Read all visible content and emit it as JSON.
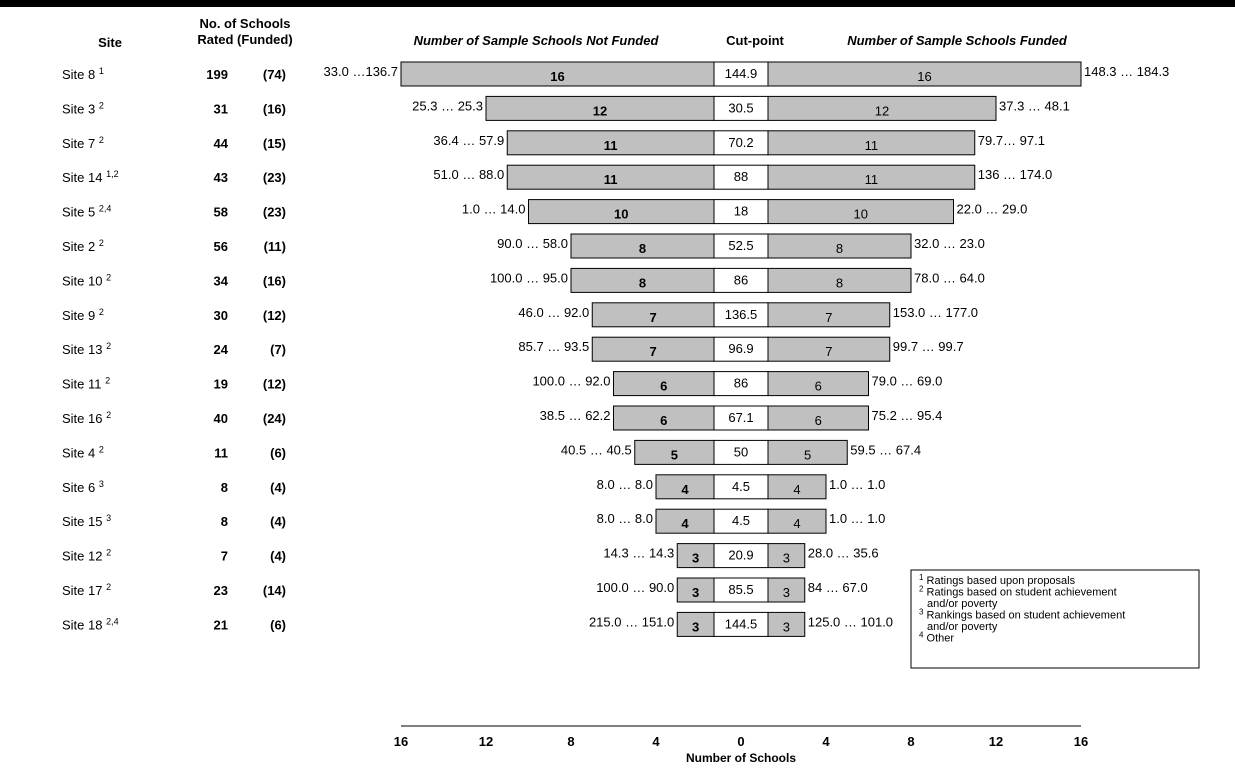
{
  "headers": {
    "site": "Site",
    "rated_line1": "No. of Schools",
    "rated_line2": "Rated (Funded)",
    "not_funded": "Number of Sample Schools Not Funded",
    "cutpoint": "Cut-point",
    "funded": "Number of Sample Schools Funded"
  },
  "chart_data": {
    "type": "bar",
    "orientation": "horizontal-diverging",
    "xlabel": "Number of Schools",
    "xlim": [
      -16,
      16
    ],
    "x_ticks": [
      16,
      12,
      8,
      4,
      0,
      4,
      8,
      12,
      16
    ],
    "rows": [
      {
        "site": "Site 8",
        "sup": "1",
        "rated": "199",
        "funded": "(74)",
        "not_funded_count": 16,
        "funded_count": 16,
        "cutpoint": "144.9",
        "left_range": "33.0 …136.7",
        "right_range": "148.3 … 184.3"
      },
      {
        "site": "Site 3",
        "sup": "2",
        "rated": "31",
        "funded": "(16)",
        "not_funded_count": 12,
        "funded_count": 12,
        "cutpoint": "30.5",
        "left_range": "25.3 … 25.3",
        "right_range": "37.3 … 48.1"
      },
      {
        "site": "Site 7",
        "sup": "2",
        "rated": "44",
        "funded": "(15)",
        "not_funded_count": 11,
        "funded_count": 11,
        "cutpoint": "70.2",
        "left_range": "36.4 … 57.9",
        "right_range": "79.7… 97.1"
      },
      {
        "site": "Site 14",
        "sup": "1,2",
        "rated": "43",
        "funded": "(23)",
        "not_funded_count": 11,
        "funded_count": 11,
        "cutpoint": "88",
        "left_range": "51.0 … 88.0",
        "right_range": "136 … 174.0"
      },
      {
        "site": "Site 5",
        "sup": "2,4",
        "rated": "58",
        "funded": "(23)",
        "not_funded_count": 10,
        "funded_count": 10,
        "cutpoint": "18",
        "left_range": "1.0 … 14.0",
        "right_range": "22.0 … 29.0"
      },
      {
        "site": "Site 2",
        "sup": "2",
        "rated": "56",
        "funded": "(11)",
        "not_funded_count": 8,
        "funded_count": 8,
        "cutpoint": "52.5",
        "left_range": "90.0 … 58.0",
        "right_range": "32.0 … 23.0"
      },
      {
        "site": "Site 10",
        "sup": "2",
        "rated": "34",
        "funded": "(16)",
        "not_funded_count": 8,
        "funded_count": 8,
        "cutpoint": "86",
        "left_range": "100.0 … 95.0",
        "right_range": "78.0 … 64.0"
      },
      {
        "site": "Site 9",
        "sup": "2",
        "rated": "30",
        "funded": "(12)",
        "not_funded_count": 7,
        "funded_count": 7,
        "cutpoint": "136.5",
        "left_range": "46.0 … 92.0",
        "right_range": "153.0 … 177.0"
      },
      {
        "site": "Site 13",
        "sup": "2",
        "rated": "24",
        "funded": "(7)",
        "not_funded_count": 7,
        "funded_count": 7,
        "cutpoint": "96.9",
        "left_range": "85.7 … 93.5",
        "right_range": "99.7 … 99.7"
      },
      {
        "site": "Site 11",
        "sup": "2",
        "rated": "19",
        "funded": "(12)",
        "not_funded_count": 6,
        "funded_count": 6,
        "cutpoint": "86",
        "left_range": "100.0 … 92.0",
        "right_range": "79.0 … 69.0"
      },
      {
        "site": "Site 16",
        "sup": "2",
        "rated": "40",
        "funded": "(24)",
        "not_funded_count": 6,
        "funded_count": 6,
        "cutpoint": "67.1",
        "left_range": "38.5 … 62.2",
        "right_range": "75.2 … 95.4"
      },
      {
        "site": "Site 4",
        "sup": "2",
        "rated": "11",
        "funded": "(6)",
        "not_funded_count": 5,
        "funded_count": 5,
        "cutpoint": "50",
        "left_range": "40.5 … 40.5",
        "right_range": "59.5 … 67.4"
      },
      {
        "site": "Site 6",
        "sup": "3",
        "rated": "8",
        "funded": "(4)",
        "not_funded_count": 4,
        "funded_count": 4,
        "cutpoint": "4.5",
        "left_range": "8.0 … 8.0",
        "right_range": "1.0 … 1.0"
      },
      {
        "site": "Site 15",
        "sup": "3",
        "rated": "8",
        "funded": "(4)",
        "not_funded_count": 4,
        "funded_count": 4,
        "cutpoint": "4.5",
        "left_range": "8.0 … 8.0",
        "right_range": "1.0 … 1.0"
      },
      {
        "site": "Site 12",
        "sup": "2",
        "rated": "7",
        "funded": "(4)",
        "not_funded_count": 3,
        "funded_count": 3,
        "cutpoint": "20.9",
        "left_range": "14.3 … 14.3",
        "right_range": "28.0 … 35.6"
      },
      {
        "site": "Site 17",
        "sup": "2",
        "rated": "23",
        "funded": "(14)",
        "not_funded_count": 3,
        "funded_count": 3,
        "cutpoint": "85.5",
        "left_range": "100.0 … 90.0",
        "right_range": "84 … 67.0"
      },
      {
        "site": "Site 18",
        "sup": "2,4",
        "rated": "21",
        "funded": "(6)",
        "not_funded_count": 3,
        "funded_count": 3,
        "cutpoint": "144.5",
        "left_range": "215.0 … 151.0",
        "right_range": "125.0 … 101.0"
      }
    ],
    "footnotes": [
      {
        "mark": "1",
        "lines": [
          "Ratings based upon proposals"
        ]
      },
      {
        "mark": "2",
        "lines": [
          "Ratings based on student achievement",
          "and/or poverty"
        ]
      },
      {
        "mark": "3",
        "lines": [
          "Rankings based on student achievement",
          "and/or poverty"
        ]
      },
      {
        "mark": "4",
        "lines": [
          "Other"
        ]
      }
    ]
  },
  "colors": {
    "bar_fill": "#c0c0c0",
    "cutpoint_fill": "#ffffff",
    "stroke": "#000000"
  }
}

==

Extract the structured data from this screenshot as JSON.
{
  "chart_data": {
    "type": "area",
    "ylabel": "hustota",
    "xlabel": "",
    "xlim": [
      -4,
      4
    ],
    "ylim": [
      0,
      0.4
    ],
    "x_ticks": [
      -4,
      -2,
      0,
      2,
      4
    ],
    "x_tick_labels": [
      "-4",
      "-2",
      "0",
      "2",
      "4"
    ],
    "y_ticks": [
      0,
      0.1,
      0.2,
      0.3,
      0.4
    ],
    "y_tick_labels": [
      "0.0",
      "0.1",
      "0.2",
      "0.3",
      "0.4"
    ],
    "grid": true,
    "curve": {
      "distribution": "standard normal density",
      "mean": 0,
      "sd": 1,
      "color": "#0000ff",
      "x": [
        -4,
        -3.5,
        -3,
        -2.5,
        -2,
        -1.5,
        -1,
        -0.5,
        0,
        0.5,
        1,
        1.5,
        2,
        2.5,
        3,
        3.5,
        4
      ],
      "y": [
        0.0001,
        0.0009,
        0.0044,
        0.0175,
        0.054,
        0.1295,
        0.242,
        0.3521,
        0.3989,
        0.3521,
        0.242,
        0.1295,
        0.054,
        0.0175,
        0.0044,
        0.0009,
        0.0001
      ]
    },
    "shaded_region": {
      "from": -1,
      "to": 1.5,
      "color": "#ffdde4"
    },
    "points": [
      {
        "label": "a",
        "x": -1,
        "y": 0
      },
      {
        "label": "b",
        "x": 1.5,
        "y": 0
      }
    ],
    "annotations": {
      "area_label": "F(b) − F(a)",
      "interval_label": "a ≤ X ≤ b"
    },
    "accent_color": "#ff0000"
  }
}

...

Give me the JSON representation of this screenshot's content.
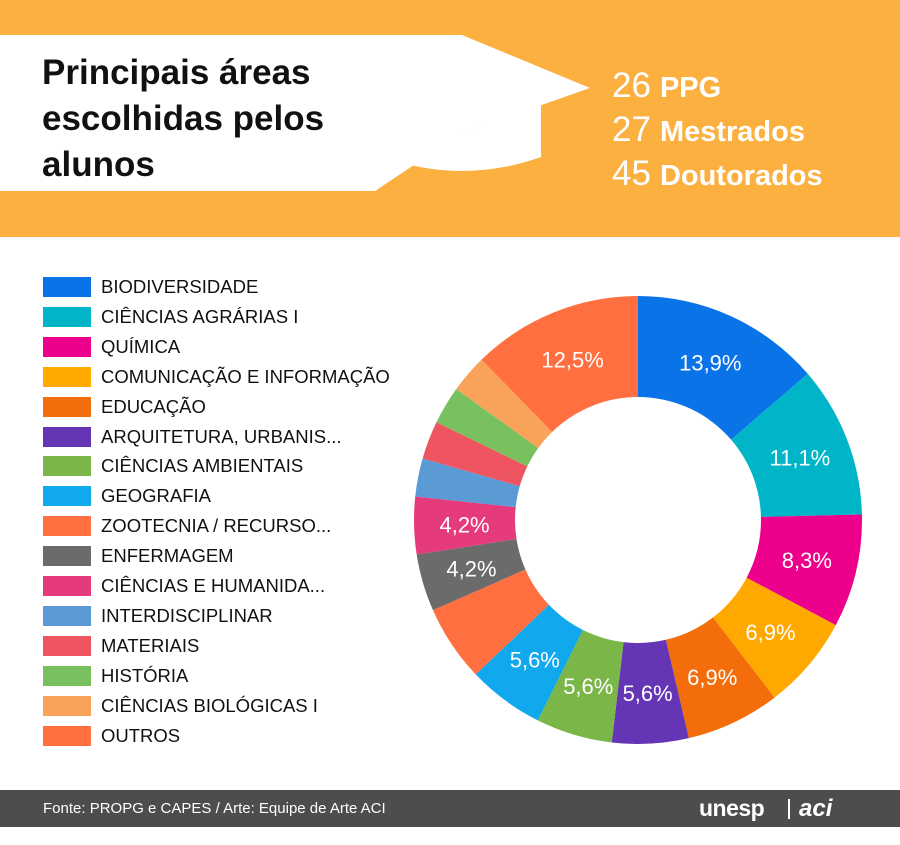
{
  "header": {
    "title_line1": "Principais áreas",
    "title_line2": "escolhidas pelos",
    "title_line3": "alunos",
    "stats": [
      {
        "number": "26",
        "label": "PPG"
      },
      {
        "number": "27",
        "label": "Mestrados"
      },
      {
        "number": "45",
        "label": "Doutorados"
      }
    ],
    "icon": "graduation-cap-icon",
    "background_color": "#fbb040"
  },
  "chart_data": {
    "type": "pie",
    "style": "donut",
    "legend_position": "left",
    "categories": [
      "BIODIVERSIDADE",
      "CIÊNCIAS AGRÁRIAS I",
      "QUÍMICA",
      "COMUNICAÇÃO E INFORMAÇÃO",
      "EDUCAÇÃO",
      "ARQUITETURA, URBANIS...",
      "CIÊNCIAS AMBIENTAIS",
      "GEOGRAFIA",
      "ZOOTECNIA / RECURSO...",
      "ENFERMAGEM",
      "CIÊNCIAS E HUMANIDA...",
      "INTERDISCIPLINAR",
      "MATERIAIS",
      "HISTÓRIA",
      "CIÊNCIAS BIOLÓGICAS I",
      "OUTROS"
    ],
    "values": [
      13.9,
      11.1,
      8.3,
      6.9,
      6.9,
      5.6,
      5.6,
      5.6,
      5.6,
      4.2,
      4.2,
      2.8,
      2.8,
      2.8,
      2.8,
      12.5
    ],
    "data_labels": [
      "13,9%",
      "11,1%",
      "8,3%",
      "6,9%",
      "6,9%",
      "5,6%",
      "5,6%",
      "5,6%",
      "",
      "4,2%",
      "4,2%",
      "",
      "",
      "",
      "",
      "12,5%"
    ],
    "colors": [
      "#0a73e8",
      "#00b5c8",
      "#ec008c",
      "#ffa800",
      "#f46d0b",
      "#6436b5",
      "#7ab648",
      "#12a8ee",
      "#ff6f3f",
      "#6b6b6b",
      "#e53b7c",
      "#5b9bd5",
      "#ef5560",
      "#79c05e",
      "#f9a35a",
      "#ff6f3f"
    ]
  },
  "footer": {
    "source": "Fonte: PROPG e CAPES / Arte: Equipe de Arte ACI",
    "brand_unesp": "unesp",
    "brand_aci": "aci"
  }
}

**Stated goal:** Identify the lines that contain the string "Schools", and copy every one of them.

**Task response:**
    "rated_line1": "No. of Schools",
    "not_funded": "Number of Sample Schools Not Funded",
    "funded": "Number of Sample Schools Funded"
    "xlabel": "Number of Schools",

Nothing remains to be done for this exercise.